*** Dataset content ***

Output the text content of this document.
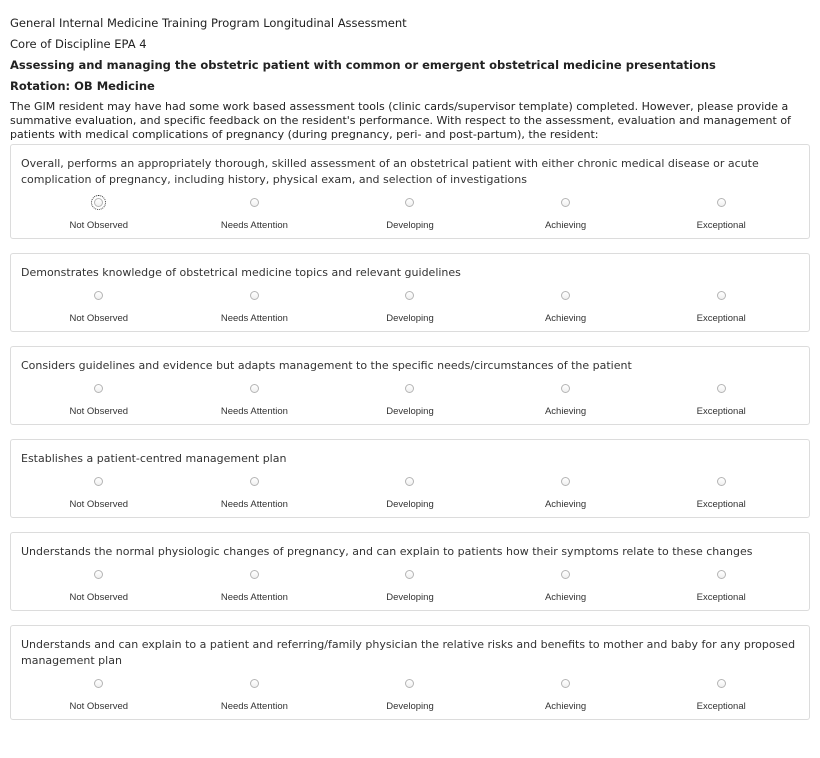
General Internal Medicine Training Program Longitudinal Assessment
Core of Discipline EPA 4
Assessing and managing the obstetric patient with common or emergent obstetrical medicine presentations
Rotation: OB Medicine
The GIM resident may have had some work based assessment tools (clinic cards/supervisor template) completed. However, please provide a summative evaluation, and specific feedback on the resident's performance. With respect to the assessment, evaluation and management of patients with medical complications of pregnancy (during pregnancy, peri- and post-partum), the resident:
Overall, performs an appropriately thorough, skilled assessment of an obstetrical patient with either chronic medical disease or acute complication of pregnancy, including history, physical exam, and selection of investigations
Not Observed	Needs Attention	Developing	Achieving	Exceptional
Demonstrates knowledge of obstetrical medicine topics and relevant guidelines
Not Observed	Needs Attention	Developing	Achieving	Exceptional
Considers guidelines and evidence but adapts management to the specific needs/circumstances of the patient
Not Observed	Needs Attention	Developing	Achieving	Exceptional
Establishes a patient-centred management plan
Not Observed	Needs Attention	Developing	Achieving	Exceptional
Understands the normal physiologic changes of pregnancy, and can explain to patients how their symptoms relate to these changes
Not Observed	Needs Attention	Developing	Achieving	Exceptional
Understands and can explain to a patient and referring/family physician the relative risks and benefits to mother and baby for any proposed management plan
Not Observed	Needs Attention	Developing	Achieving	Exceptional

*** End of Dataset content ***

▶ **Directions for this task**:
Only text belongs in the copy: repeat each line of the data exactly and leave out the pictures.

▶ **Answer section**:
Output the text content of this document.
General Internal Medicine Training Program Longitudinal Assessment
Core of Discipline EPA 4
Assessing and managing the obstetric patient with common or emergent obstetrical medicine presentations
Rotation: OB Medicine
The GIM resident may have had some work based assessment tools (clinic cards/supervisor template) completed. However, please provide a summative evaluation, and specific feedback on the resident's performance. With respect to the assessment, evaluation and management of patients with medical complications of pregnancy (during pregnancy, peri- and post-partum), the resident:
Overall, performs an appropriately thorough, skilled assessment of an obstetrical patient with either chronic medical disease or acute complication of pregnancy, including history, physical exam, and selection of investigations
Not Observed	Needs Attention	Developing	Achieving	Exceptional
Demonstrates knowledge of obstetrical medicine topics and relevant guidelines
Not Observed	Needs Attention	Developing	Achieving	Exceptional
Considers guidelines and evidence but adapts management to the specific needs/circumstances of the patient
Not Observed	Needs Attention	Developing	Achieving	Exceptional
Establishes a patient-centred management plan
Not Observed	Needs Attention	Developing	Achieving	Exceptional
Understands the normal physiologic changes of pregnancy, and can explain to patients how their symptoms relate to these changes
Not Observed	Needs Attention	Developing	Achieving	Exceptional
Understands and can explain to a patient and referring/family physician the relative risks and benefits to mother and baby for any proposed management plan
Not Observed	Needs Attention	Developing	Achieving	Exceptional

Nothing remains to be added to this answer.